### PROBLEMA PLANTEADO A
Responde según el texto sobre el deseo de reconocimiento:
(i) Según Génesis 11:4, ¿qué querían hacerse los constructores de Babel?
(ii) ¿Contra quién hablaron Miriam y Aarón?
(iii) ¿Qué usó Miriam como excusa para murmurar contra su hermano?

### TEXTO DE LECTURA
•••••
En Babel ocurrió lo mismo: la motivación de los constructores era hacerse un nombre famoso para sí mismos. Ellos dijeron en Génesis 11:4: “Luego dijeron: ‘Vamos, edifiquémonos una ciudad y una torre cuya cúspide llegue hasta los cielos, y hagámonos un nombre famoso, para que no seamos dispersados sobre la superficie de toda la tierra’”.

Hay un deseo profundo en el corazón del hombre que lo impulsa a buscar honor y gloria para ser exaltado. Su necesidad de aprobación lo lleva a enfocarse en sí mismo, de una manera tan exagerada, que no le importa pasar por encima de Dios ni del prójimo con tal de satisfacer sus deseos de reconocimiento.

En la Escritura abundan ejemplos de mujeres que por su venenoso deseo de reconocimiento se dejaron vencer por el mal. / Foto: Pexels

¿Recuerdas a Miriam y Aarón? Por celos y envidia hablaron mal de su hermano Moisés. La Biblia narra en Números 12:1-2: “Entonces Miriam y Aarón hablaron contra Moisés por causa de la mujer cusita con quien se había casado, pues se había casado con una mujer cusita; y dijeron: ‘¿Es cierto que el Señor ha hablado solo mediante Moisés?’”. Miriam estaba tan celosa por el liderazgo y el reconocimiento que tenía Moisés en Israel, que el temor a perder la posición que Dios le había dado a ella,la llevó a murmurar en contra de su hermano, usando como excusa su matrimonio con una extranjera.
•••••
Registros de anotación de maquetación
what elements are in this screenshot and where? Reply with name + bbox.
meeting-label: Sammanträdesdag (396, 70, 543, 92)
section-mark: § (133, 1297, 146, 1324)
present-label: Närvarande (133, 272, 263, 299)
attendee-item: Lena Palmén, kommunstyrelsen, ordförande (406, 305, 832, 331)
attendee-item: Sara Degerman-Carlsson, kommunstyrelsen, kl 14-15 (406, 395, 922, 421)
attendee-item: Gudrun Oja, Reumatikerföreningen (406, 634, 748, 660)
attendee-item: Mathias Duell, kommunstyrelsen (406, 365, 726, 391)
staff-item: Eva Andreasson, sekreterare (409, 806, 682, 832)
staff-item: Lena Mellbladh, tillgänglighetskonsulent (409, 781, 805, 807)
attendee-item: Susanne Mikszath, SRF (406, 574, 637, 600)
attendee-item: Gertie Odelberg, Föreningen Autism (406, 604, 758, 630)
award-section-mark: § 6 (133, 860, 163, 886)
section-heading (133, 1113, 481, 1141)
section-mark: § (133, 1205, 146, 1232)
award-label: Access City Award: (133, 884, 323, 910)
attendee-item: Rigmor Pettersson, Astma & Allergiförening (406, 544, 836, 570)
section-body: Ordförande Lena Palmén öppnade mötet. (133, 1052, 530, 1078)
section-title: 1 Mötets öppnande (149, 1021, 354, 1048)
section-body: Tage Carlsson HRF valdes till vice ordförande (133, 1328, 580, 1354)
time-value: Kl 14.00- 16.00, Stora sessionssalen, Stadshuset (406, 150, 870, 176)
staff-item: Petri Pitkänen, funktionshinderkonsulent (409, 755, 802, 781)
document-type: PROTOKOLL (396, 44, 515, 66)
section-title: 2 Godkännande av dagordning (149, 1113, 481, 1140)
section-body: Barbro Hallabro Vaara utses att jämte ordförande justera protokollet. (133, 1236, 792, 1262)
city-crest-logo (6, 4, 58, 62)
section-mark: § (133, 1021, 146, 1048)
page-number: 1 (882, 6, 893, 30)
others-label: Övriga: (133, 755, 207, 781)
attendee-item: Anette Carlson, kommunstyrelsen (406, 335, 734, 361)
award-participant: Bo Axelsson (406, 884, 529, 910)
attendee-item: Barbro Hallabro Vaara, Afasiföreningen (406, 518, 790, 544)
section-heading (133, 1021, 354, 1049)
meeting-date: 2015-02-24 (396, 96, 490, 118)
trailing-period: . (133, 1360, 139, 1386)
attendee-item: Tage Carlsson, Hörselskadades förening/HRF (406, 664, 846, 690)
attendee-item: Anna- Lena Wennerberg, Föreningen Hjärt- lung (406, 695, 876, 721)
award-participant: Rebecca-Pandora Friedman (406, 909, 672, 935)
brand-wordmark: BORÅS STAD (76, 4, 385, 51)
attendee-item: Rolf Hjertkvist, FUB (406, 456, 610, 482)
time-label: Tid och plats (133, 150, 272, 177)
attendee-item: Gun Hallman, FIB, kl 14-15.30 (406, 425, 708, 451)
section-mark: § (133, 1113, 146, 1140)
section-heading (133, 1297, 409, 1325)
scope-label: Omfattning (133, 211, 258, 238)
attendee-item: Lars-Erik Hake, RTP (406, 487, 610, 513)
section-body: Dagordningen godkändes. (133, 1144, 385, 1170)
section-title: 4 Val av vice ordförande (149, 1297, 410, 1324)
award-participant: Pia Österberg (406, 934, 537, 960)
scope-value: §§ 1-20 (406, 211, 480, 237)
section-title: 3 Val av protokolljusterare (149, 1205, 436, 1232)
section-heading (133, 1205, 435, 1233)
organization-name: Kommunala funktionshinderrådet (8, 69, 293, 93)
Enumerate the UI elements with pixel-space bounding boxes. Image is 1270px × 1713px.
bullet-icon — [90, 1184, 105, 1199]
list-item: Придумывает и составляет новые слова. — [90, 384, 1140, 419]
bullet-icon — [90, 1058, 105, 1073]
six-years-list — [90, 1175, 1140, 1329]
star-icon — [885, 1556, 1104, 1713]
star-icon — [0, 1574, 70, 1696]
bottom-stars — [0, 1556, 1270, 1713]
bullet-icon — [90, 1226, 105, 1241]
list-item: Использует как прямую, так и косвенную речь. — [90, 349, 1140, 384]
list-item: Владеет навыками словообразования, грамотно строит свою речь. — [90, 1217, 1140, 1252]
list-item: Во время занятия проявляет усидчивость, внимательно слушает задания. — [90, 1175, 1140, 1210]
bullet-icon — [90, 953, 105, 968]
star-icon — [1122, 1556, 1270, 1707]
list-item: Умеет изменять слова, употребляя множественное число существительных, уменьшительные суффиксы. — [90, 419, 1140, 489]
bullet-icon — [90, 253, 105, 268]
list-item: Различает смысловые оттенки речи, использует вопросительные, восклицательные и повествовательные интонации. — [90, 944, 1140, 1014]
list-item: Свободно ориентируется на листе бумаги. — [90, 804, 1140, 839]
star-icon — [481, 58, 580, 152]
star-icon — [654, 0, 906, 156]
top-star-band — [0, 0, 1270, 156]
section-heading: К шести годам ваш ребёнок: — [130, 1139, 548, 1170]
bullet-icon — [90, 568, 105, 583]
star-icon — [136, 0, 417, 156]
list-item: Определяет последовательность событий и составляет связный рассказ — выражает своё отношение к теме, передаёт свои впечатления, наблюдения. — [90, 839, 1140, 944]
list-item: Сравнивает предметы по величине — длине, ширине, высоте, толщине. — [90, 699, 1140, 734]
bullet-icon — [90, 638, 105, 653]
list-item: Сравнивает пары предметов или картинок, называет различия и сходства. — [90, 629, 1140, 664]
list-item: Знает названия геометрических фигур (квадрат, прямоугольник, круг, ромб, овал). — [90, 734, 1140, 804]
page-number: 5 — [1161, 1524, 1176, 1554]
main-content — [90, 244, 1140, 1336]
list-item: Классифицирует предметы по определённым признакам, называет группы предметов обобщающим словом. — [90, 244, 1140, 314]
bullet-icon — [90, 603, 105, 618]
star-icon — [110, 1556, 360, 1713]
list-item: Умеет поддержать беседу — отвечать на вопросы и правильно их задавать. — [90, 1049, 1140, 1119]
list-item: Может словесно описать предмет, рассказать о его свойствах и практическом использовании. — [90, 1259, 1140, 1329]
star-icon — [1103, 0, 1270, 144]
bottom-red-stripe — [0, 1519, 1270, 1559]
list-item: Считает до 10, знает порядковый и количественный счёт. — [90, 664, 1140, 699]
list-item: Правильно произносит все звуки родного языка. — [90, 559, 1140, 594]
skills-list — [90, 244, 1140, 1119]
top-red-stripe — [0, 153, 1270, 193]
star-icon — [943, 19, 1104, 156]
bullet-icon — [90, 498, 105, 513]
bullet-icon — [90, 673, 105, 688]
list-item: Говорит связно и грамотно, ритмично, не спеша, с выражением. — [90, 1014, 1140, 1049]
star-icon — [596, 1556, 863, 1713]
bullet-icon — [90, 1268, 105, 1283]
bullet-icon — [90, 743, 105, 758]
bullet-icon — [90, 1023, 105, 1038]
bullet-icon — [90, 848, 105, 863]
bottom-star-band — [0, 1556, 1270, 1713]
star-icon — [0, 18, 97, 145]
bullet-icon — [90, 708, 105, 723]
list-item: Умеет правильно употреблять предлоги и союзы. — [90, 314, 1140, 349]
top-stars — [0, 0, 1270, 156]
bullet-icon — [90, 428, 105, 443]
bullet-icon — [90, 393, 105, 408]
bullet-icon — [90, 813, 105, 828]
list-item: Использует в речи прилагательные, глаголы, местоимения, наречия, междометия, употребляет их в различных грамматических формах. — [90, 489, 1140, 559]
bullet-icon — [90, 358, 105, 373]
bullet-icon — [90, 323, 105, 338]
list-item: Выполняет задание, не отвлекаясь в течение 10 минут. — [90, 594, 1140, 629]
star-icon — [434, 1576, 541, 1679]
•••••
### PROBLEMA PLANTEADO B
Reproduce sin cambios las líneas de los registros que van desde el comienzo de los registros hasta la línea que contiene "staff-item: Lena Mellbladh, tillgänglighetskonsulent", ambas incluidas.

### RESPUESTA DESARROLLADA A
(i) Un nombre famoso para sí mismos.
(ii) Contra su hermano Moisés.
(iii) El matrimonio de Moisés con una extranjera, una mujer cusita.

### RESPUESTA DESARROLLADA B
what elements are in this screenshot and where? Reply with name + bbox.
meeting-label: Sammanträdesdag (396, 70, 543, 92)
section-mark: § (133, 1297, 146, 1324)
present-label: Närvarande (133, 272, 263, 299)
attendee-item: Lena Palmén, kommunstyrelsen, ordförande (406, 305, 832, 331)
attendee-item: Sara Degerman-Carlsson, kommunstyrelsen, kl 14-15 (406, 395, 922, 421)
attendee-item: Gudrun Oja, Reumatikerföreningen (406, 634, 748, 660)
attendee-item: Mathias Duell, kommunstyrelsen (406, 365, 726, 391)
staff-item: Eva Andreasson, sekreterare (409, 806, 682, 832)
staff-item: Lena Mellbladh, tillgänglighetskonsulent (409, 781, 805, 807)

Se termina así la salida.